__Dataset records__.

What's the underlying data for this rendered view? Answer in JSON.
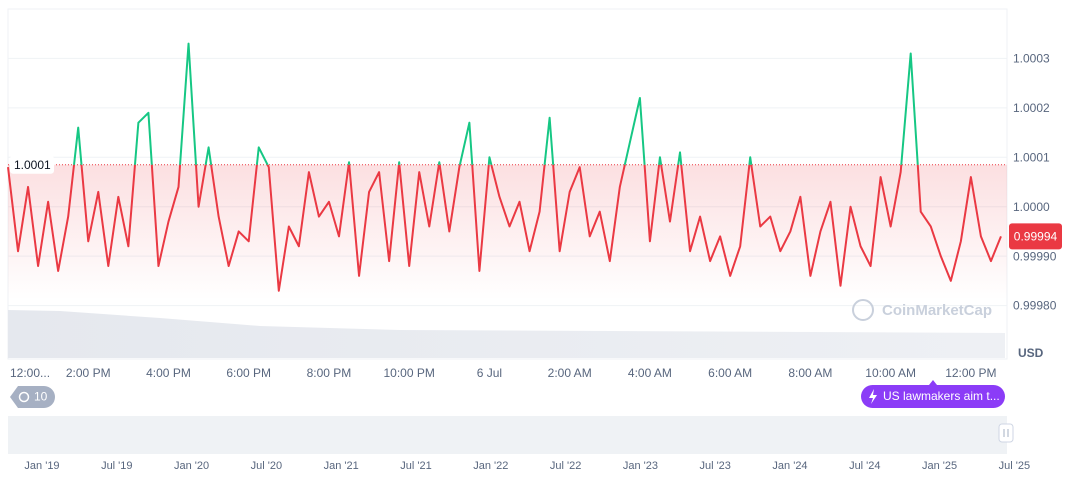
{
  "chart_data": {
    "type": "line",
    "categories": [
      "12:00...",
      null,
      null,
      null,
      null,
      null,
      null,
      null,
      "2:00 PM",
      null,
      null,
      null,
      null,
      null,
      null,
      null,
      "4:00 PM",
      null,
      null,
      null,
      null,
      null,
      null,
      null,
      "6:00 PM",
      null,
      null,
      null,
      null,
      null,
      null,
      null,
      "8:00 PM",
      null,
      null,
      null,
      null,
      null,
      null,
      null,
      "10:00 PM",
      null,
      null,
      null,
      null,
      null,
      null,
      null,
      "6 Jul",
      null,
      null,
      null,
      null,
      null,
      null,
      null,
      "2:00 AM",
      null,
      null,
      null,
      null,
      null,
      null,
      null,
      "4:00 AM",
      null,
      null,
      null,
      null,
      null,
      null,
      null,
      "6:00 AM",
      null,
      null,
      null,
      null,
      null,
      null,
      null,
      "8:00 AM",
      null,
      null,
      null,
      null,
      null,
      null,
      null,
      "10:00 AM",
      null,
      null,
      null,
      null,
      null,
      null,
      null,
      "12:00 PM",
      null,
      null,
      null
    ],
    "series": [
      {
        "name": "Price",
        "color": "#ea3943",
        "color_above": "#16c784",
        "values": [
          1.00008,
          0.99991,
          1.00004,
          0.99988,
          1.00001,
          0.99987,
          0.99998,
          1.00016,
          0.99993,
          1.00003,
          0.99988,
          1.00002,
          0.99992,
          1.00017,
          1.00019,
          0.99988,
          0.99997,
          1.00004,
          1.00033,
          1.0,
          1.00012,
          0.99998,
          0.99988,
          0.99995,
          0.99993,
          1.00012,
          1.00008,
          0.99983,
          0.99996,
          0.99992,
          1.00007,
          0.99998,
          1.00001,
          0.99994,
          1.00009,
          0.99986,
          1.00003,
          1.00007,
          0.99989,
          1.00009,
          0.99988,
          1.00007,
          0.99996,
          1.00009,
          0.99995,
          1.00008,
          1.00017,
          0.99987,
          1.0001,
          1.00002,
          0.99996,
          1.00001,
          0.99991,
          0.99999,
          1.00018,
          0.99991,
          1.00003,
          1.00008,
          0.99994,
          0.99999,
          0.99989,
          1.00004,
          1.00013,
          1.00022,
          0.99993,
          1.0001,
          0.99997,
          1.00011,
          0.99991,
          0.99998,
          0.99989,
          0.99994,
          0.99986,
          0.99992,
          1.0001,
          0.99996,
          0.99998,
          0.99991,
          0.99995,
          1.00002,
          0.99986,
          0.99995,
          1.00001,
          0.99984,
          1.0,
          0.99992,
          0.99988,
          1.00006,
          0.99996,
          1.00007,
          1.00031,
          0.99999,
          0.99996,
          0.9999,
          0.99985,
          0.99993,
          1.00006,
          0.99994,
          0.99989,
          0.99994
        ]
      }
    ],
    "ylim": [
      0.9997,
      1.0004
    ],
    "yticks": [
      {
        "value": 0.9998,
        "label": "0.99980"
      },
      {
        "value": 0.9999,
        "label": "0.99990"
      },
      {
        "value": 1,
        "label": "1.0000"
      },
      1.0001,
      1.0002,
      1.0003
    ],
    "grid": true,
    "baseline": {
      "value": 1.000085,
      "label": "1.0001"
    },
    "current_price": 0.99994,
    "unit": "USD",
    "watermark": "CoinMarketCap",
    "events_count": 10,
    "news": "US lawmakers aim t...",
    "navigator_labels": [
      "Jan '19",
      "Jul '19",
      "Jan '20",
      "Jul '20",
      "Jan '21",
      "Jul '21",
      "Jan '22",
      "Jul '22",
      "Jan '23",
      "Jul '23",
      "Jan '24",
      "Jul '24",
      "Jan '25",
      "Jul '25"
    ]
  }
}
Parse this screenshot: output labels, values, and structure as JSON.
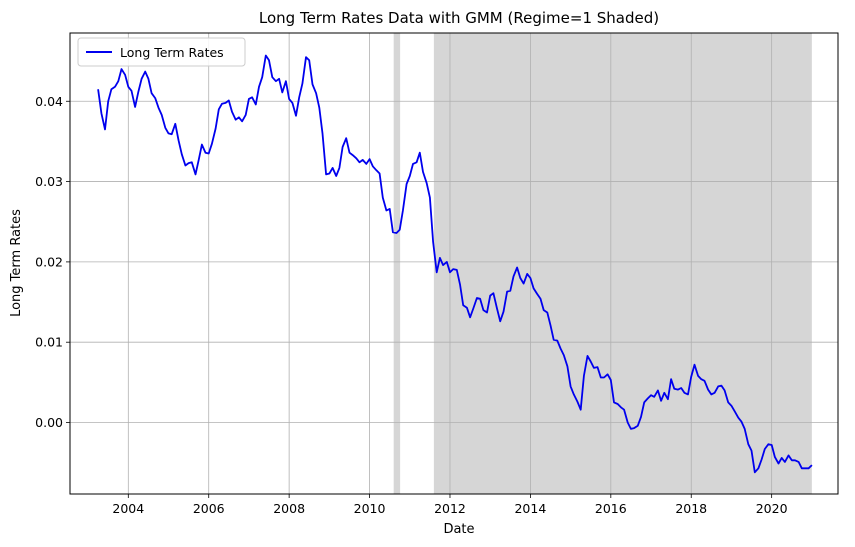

__Task objective__.
Your copy should hold every record word for word and none of the pictures.

__Expected answer__.
What's the underlying data for this rendered view? Answer in JSON.
{
  "chart_data": {
    "type": "line",
    "categories": [
      "12:00...",
      null,
      null,
      null,
      null,
      null,
      null,
      null,
      "2:00 PM",
      null,
      null,
      null,
      null,
      null,
      null,
      null,
      "4:00 PM",
      null,
      null,
      null,
      null,
      null,
      null,
      null,
      "6:00 PM",
      null,
      null,
      null,
      null,
      null,
      null,
      null,
      "8:00 PM",
      null,
      null,
      null,
      null,
      null,
      null,
      null,
      "10:00 PM",
      null,
      null,
      null,
      null,
      null,
      null,
      null,
      "6 Jul",
      null,
      null,
      null,
      null,
      null,
      null,
      null,
      "2:00 AM",
      null,
      null,
      null,
      null,
      null,
      null,
      null,
      "4:00 AM",
      null,
      null,
      null,
      null,
      null,
      null,
      null,
      "6:00 AM",
      null,
      null,
      null,
      null,
      null,
      null,
      null,
      "8:00 AM",
      null,
      null,
      null,
      null,
      null,
      null,
      null,
      "10:00 AM",
      null,
      null,
      null,
      null,
      null,
      null,
      null,
      "12:00 PM",
      null,
      null,
      null
    ],
    "series": [
      {
        "name": "Price",
        "color": "#ea3943",
        "color_above": "#16c784",
        "values": [
          1.00008,
          0.99991,
          1.00004,
          0.99988,
          1.00001,
          0.99987,
          0.99998,
          1.00016,
          0.99993,
          1.00003,
          0.99988,
          1.00002,
          0.99992,
          1.00017,
          1.00019,
          0.99988,
          0.99997,
          1.00004,
          1.00033,
          1.0,
          1.00012,
          0.99998,
          0.99988,
          0.99995,
          0.99993,
          1.00012,
          1.00008,
          0.99983,
          0.99996,
          0.99992,
          1.00007,
          0.99998,
          1.00001,
          0.99994,
          1.00009,
          0.99986,
          1.00003,
          1.00007,
          0.99989,
          1.00009,
          0.99988,
          1.00007,
          0.99996,
          1.00009,
          0.99995,
          1.00008,
          1.00017,
          0.99987,
          1.0001,
          1.00002,
          0.99996,
          1.00001,
          0.99991,
          0.99999,
          1.00018,
          0.99991,
          1.00003,
          1.00008,
          0.99994,
          0.99999,
          0.99989,
          1.00004,
          1.00013,
          1.00022,
          0.99993,
          1.0001,
          0.99997,
          1.00011,
          0.99991,
          0.99998,
          0.99989,
          0.99994,
          0.99986,
          0.99992,
          1.0001,
          0.99996,
          0.99998,
          0.99991,
          0.99995,
          1.00002,
          0.99986,
          0.99995,
          1.00001,
          0.99984,
          1.0,
          0.99992,
          0.99988,
          1.00006,
          0.99996,
          1.00007,
          1.00031,
          0.99999,
          0.99996,
          0.9999,
          0.99985,
          0.99993,
          1.00006,
          0.99994,
          0.99989,
          0.99994
        ]
      }
    ],
    "ylim": [
      0.9997,
      1.0004
    ],
    "yticks": [
      {
        "value": 0.9998,
        "label": "0.99980"
      },
      {
        "value": 0.9999,
        "label": "0.99990"
      },
      {
        "value": 1,
        "label": "1.0000"
      },
      1.0001,
      1.0002,
      1.0003
    ],
    "grid": true,
    "baseline": {
      "value": 1.000085,
      "label": "1.0001"
    },
    "current_price": 0.99994,
    "unit": "USD",
    "watermark": "CoinMarketCap",
    "events_count": 10,
    "news": "US lawmakers aim t...",
    "navigator_labels": [
      "Jan '19",
      "Jul '19",
      "Jan '20",
      "Jul '20",
      "Jan '21",
      "Jul '21",
      "Jan '22",
      "Jul '22",
      "Jan '23",
      "Jul '23",
      "Jan '24",
      "Jul '24",
      "Jan '25",
      "Jul '25"
    ]
  }
}
Parse this screenshot: output labels, values, and structure as JSON.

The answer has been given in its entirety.